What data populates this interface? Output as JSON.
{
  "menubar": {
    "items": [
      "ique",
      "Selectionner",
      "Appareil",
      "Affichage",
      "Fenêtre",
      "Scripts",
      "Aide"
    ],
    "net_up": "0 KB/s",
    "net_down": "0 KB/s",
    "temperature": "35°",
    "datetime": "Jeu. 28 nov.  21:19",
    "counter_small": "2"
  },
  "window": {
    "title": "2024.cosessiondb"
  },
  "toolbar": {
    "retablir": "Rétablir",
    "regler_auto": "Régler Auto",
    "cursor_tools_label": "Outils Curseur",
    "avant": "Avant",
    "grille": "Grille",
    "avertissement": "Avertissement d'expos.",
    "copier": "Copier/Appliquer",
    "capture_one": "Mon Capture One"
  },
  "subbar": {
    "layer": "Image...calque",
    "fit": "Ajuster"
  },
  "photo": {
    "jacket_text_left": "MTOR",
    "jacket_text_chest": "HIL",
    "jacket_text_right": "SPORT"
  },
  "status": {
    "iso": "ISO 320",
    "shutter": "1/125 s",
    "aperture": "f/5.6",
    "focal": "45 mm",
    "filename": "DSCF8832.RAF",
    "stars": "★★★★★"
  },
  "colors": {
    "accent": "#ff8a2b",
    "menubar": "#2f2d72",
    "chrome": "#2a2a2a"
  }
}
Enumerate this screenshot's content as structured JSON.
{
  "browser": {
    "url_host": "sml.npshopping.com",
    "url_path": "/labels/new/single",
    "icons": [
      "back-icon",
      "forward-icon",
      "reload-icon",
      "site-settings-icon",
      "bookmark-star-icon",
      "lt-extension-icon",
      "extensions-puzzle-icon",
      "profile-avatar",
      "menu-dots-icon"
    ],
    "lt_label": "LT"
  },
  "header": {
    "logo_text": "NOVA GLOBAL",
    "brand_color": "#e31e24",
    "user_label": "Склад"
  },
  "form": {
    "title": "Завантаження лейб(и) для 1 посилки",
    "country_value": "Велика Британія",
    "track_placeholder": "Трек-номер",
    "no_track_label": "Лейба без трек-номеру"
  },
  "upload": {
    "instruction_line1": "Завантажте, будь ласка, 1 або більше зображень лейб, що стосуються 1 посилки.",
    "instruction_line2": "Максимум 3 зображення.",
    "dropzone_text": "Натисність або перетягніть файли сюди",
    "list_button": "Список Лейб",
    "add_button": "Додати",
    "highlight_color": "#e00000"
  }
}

## [Work to complete]
Go through the records and print each one exactly.

## [Solved problem]
What data populates this interface? Output as JSON.
{
  "menubar": {
    "items": [
      "ique",
      "Selectionner",
      "Appareil",
      "Affichage",
      "Fenêtre",
      "Scripts",
      "Aide"
    ],
    "net_up": "0 KB/s",
    "net_down": "0 KB/s",
    "temperature": "35°",
    "datetime": "Jeu. 28 nov.  21:19",
    "counter_small": "2"
  },
  "window": {
    "title": "2024.cosessiondb"
  },
  "toolbar": {
    "retablir": "Rétablir",
    "regler_auto": "Régler Auto",
    "cursor_tools_label": "Outils Curseur",
    "avant": "Avant",
    "grille": "Grille",
    "avertissement": "Avertissement d'expos.",
    "copier": "Copier/Appliquer",
    "capture_one": "Mon Capture One"
  },
  "subbar": {
    "layer": "Image...calque",
    "fit": "Ajuster"
  },
  "photo": {
    "jacket_text_left": "MTOR",
    "jacket_text_chest": "HIL",
    "jacket_text_right": "SPORT"
  },
  "status": {
    "iso": "ISO 320",
    "shutter": "1/125 s",
    "aperture": "f/5.6",
    "focal": "45 mm",
    "filename": "DSCF8832.RAF",
    "stars": "★★★★★"
  },
  "colors": {
    "accent": "#ff8a2b",
    "menubar": "#2f2d72",
    "chrome": "#2a2a2a"
  }
}
Enumerate this screenshot's content as structured JSON.
{
  "browser": {
    "url_host": "sml.npshopping.com",
    "url_path": "/labels/new/single",
    "icons": [
      "back-icon",
      "forward-icon",
      "reload-icon",
      "site-settings-icon",
      "bookmark-star-icon",
      "lt-extension-icon",
      "extensions-puzzle-icon",
      "profile-avatar",
      "menu-dots-icon"
    ],
    "lt_label": "LT"
  },
  "header": {
    "logo_text": "NOVA GLOBAL",
    "brand_color": "#e31e24",
    "user_label": "Склад"
  },
  "form": {
    "title": "Завантаження лейб(и) для 1 посилки",
    "country_value": "Велика Британія",
    "track_placeholder": "Трек-номер",
    "no_track_label": "Лейба без трек-номеру"
  },
  "upload": {
    "instruction_line1": "Завантажте, будь ласка, 1 або більше зображень лейб, що стосуються 1 посилки.",
    "instruction_line2": "Максимум 3 зображення.",
    "dropzone_text": "Натисність або перетягніть файли сюди",
    "list_button": "Список Лейб",
    "add_button": "Додати",
    "highlight_color": "#e00000"
  }
}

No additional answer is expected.